* [THE PROBLEM] In the records below, change "x-tick-label" to "x-axis-label" in everything from the line containing "x-tick-label: 2020Q3 [802,345,819,402]" down to the line containing "x-tick-label: 2016Q3 [197,345,214,402]". Reproduce only those lines, with nothing else altered.

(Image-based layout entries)
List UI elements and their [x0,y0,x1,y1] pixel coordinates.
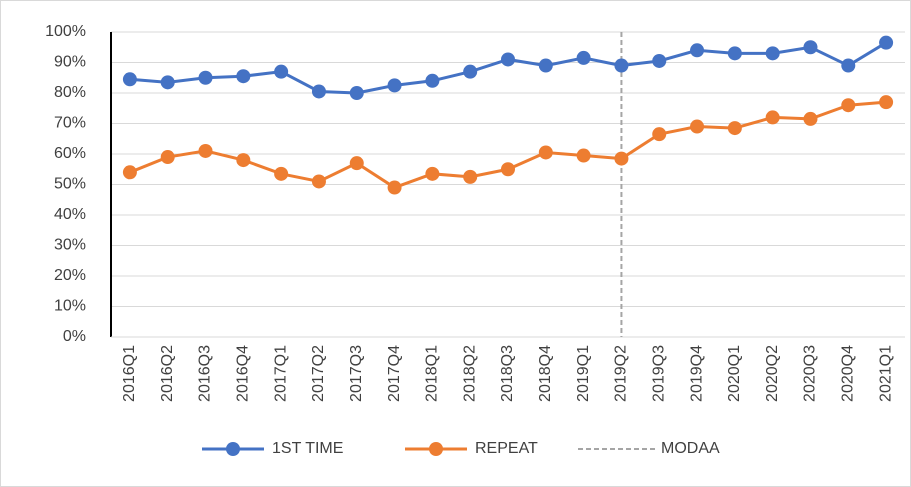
x-tick-label: 2020Q3 [802,345,819,402]
point [765,110,780,125]
point [501,162,515,177]
point [841,58,856,73]
x-tick-label: 2018Q2 [461,345,478,402]
point [198,70,213,85]
point [160,75,175,90]
point [765,46,780,61]
point [463,169,478,184]
point [198,143,213,158]
y-tick-label: 70% [54,115,86,132]
point [311,84,326,99]
point [387,180,402,195]
x-tick-label: 2016Q3 [197,345,214,402]
y-tick-label: 50% [54,176,86,193]
y-tick-label: 60% [54,145,86,162]
y-tick-label: 20% [54,267,86,284]
point [841,98,856,113]
legend-label: REPEAT [475,440,538,457]
point [236,69,251,84]
x-tick-label: 2020Q4 [840,345,857,402]
y-tick-label: 100% [45,23,86,40]
point [463,64,478,79]
legend-marker [429,442,443,456]
point [122,72,137,87]
x-tick-label: 2020Q2 [764,345,781,402]
point [538,145,553,160]
x-tick-label: 2017Q3 [348,345,365,402]
point [614,151,629,166]
point [614,58,629,73]
point [236,153,251,168]
point [690,119,705,134]
point [803,111,818,126]
y-tick-label: 30% [54,237,86,254]
legend-label: 1ST TIME [272,440,343,457]
point [652,127,667,142]
point [803,40,818,55]
y-tick-label: 40% [54,206,86,223]
point [690,43,705,58]
point [727,46,742,61]
x-tick-label: 2016Q4 [235,345,252,402]
point [425,73,440,88]
x-tick-label: 2019Q4 [688,345,705,402]
y-tick-label: 0% [63,328,86,345]
x-tick-label: 2017Q4 [386,345,403,402]
point [425,166,440,181]
point [160,150,175,165]
point [387,78,402,93]
x-tick-label: 2018Q4 [537,345,554,402]
point [349,156,364,171]
point [538,58,553,73]
x-tick-label: 2017Q2 [310,345,327,402]
x-tick-label: 2016Q2 [159,345,176,402]
x-tick-label: 2019Q1 [575,345,592,402]
point [274,64,289,79]
point [879,35,894,50]
y-tick-label: 10% [54,298,86,315]
legend-marker [226,442,240,456]
x-tick-label: 2018Q3 [499,345,516,402]
point [576,50,591,65]
point [274,166,289,181]
x-tick-label: 2019Q2 [613,345,630,402]
legend-label: MODAA [661,440,720,457]
x-tick-label: 2019Q3 [650,345,667,402]
x-tick-label: 2021Q1 [877,345,894,402]
y-tick-label: 80% [54,84,86,101]
point [311,174,326,189]
point [122,165,137,180]
point [652,53,667,68]
x-tick-label: 2017Q1 [272,345,289,402]
point [727,121,742,136]
x-tick-label: 2018Q1 [424,345,441,402]
point [576,148,591,163]
point [501,52,515,67]
y-tick-label: 90% [54,54,86,71]
x-tick-label: 2016Q1 [121,345,138,402]
point [349,86,364,100]
point [879,95,894,110]
x-tick-label: 2020Q1 [726,345,743,402]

* [RESPONSE TO THE TASK]
x-axis-label: 2020Q3 [802,345,819,402]
point [765,110,780,125]
point [501,162,515,177]
point [841,58,856,73]
x-axis-label: 2018Q2 [461,345,478,402]
point [198,70,213,85]
point [160,75,175,90]
point [765,46,780,61]
point [463,169,478,184]
point [198,143,213,158]
y-tick-label: 70% [54,115,86,132]
point [311,84,326,99]
point [387,180,402,195]
x-axis-label: 2016Q3 [197,345,214,402]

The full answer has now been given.